_Material to process_
━━━━━━

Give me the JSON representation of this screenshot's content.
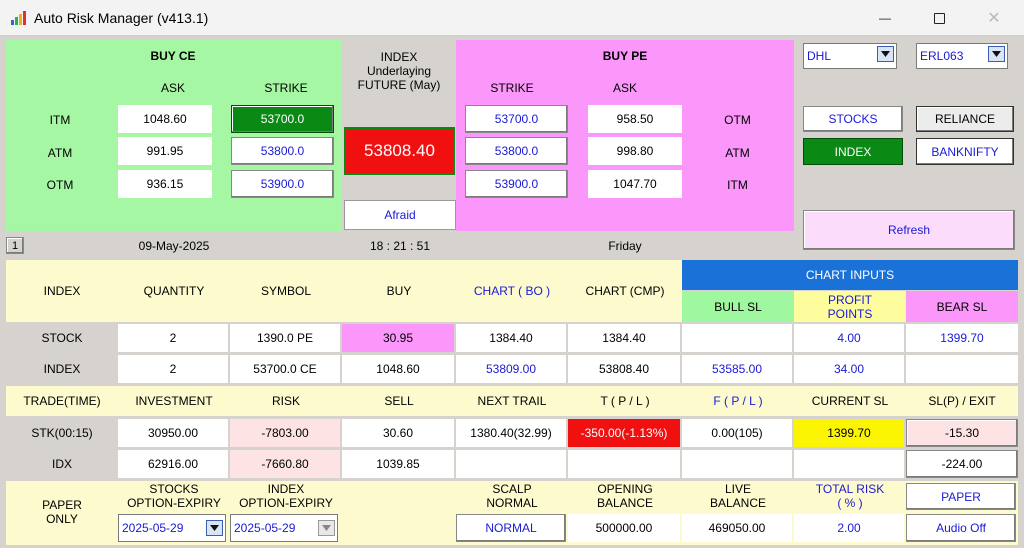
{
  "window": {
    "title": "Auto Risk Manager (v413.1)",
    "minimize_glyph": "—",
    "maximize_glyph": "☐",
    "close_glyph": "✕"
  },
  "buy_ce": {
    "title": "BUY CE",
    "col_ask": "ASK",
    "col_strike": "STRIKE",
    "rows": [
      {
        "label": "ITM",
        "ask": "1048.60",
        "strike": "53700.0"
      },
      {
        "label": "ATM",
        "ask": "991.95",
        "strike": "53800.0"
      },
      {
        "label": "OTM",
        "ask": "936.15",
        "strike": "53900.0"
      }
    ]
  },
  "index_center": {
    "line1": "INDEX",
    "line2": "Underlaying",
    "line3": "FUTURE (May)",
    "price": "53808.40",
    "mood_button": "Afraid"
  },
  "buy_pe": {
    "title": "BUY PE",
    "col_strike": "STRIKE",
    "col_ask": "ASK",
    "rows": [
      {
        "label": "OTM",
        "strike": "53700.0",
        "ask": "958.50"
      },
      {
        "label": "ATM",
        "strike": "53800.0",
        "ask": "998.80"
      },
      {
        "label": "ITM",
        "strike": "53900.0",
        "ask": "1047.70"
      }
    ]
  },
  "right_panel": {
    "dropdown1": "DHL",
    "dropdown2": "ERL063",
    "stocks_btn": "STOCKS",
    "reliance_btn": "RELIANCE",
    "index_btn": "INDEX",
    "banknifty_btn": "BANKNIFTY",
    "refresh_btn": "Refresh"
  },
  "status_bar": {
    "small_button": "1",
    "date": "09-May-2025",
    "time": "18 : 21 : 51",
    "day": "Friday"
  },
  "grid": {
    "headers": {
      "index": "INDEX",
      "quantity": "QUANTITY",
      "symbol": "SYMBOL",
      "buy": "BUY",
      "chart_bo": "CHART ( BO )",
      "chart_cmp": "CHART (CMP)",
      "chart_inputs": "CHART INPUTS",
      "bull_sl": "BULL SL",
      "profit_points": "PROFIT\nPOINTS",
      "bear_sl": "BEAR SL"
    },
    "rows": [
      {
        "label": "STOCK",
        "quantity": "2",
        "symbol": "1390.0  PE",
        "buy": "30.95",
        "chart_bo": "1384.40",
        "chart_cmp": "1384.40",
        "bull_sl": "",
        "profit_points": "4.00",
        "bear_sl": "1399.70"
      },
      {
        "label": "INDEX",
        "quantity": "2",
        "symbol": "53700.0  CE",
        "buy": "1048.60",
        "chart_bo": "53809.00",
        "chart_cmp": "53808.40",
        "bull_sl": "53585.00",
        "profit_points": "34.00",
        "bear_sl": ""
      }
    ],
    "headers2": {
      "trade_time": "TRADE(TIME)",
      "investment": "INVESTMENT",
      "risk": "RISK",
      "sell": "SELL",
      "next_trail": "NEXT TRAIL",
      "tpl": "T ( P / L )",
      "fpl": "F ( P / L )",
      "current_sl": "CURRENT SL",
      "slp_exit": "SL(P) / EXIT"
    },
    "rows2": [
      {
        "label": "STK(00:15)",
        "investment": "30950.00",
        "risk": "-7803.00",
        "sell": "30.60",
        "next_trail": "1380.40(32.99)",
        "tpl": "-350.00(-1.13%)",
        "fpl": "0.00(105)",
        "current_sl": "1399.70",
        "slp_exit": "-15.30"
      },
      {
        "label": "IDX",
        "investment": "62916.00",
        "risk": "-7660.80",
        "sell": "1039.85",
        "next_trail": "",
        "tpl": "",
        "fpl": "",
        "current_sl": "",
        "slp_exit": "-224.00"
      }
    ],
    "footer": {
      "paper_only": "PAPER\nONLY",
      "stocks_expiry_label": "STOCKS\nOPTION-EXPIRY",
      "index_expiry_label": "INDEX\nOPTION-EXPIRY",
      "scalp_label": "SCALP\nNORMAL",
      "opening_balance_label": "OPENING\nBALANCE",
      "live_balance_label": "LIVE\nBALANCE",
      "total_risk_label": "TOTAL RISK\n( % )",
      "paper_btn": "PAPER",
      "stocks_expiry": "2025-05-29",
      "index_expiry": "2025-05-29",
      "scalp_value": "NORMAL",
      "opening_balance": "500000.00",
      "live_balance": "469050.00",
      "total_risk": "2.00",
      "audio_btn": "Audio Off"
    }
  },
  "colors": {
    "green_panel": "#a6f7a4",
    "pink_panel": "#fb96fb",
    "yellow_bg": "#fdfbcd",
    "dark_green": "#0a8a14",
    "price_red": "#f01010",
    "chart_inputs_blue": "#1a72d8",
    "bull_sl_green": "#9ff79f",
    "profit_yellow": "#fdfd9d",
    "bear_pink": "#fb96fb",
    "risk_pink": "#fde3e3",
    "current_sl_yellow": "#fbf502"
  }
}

━━━━━━

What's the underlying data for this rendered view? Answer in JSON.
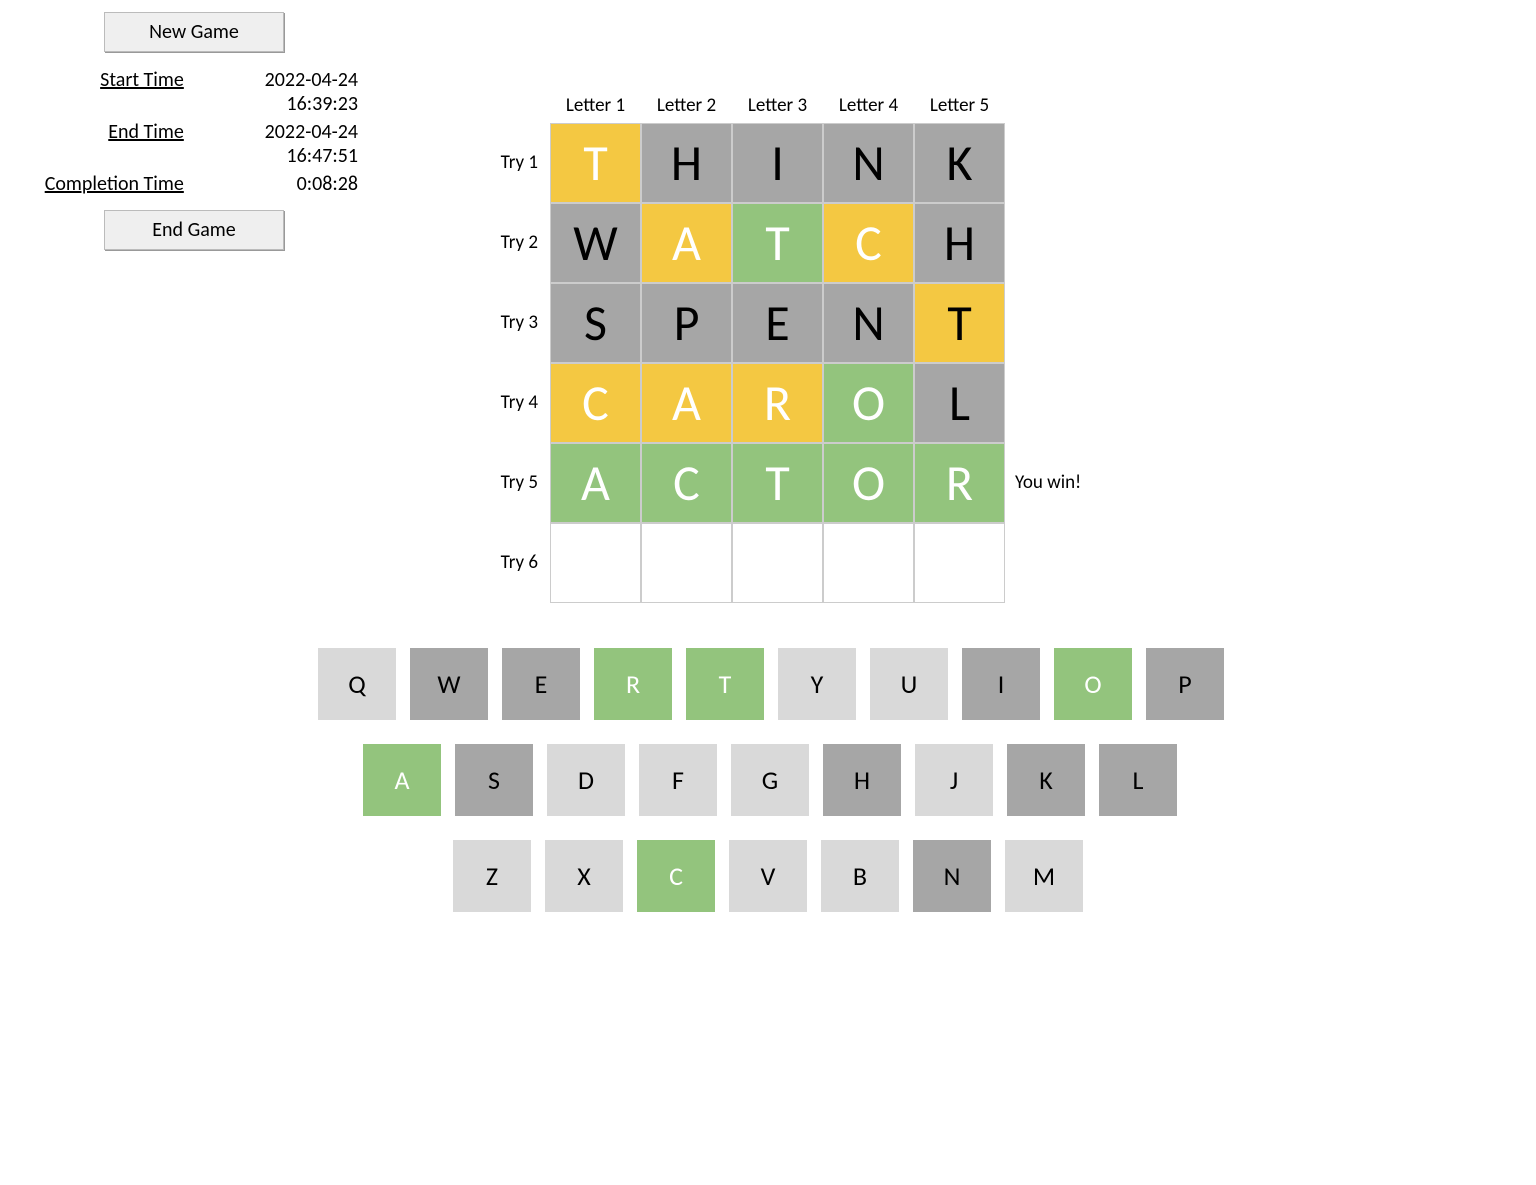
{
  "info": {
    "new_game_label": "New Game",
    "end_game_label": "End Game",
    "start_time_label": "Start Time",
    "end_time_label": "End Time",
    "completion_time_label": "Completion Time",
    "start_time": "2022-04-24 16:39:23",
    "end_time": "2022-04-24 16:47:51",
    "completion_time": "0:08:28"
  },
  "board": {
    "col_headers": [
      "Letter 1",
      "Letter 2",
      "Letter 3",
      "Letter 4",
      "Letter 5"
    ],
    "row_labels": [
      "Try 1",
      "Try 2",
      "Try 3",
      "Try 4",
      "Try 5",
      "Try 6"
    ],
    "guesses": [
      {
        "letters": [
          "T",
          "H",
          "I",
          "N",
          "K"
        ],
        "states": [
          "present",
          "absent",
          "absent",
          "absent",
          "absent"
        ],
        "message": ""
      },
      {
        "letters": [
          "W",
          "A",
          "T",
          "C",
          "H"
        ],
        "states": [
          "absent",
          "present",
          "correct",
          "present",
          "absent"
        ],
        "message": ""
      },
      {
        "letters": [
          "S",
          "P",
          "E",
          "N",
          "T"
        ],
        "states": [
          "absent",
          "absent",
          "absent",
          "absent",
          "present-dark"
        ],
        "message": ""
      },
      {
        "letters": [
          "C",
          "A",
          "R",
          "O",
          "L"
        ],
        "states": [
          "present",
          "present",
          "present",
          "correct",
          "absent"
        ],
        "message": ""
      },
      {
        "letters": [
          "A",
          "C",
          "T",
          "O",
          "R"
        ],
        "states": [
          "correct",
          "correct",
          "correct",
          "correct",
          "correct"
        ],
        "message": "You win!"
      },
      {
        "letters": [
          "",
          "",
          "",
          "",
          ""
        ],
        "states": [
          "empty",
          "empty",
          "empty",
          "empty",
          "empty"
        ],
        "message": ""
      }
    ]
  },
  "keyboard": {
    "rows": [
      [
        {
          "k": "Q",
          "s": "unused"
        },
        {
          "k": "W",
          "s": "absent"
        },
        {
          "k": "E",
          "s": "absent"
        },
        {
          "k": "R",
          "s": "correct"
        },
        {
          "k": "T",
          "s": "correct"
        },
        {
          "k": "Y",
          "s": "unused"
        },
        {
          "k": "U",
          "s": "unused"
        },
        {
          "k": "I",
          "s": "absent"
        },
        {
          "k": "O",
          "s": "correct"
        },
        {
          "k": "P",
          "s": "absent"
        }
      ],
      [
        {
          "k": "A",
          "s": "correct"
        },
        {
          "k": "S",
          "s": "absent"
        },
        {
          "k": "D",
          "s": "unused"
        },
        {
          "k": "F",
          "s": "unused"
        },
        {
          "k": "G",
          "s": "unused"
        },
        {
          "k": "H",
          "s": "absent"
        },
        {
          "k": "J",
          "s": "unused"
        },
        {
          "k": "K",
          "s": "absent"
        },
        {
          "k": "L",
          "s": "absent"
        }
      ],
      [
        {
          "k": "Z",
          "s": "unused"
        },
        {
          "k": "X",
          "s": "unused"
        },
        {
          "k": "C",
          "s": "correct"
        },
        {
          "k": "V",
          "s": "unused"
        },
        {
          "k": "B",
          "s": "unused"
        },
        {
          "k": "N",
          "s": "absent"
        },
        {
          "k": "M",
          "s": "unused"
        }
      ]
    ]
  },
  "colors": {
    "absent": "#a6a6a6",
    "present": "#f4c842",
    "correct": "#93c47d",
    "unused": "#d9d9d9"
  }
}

━━━━━━

_Task instructions_
Extract every line that has the string "title" in it.

_Result_
    "title": "Auto Risk Manager (v413.1)",
    "title": "BUY CE",
    "title": "BUY PE",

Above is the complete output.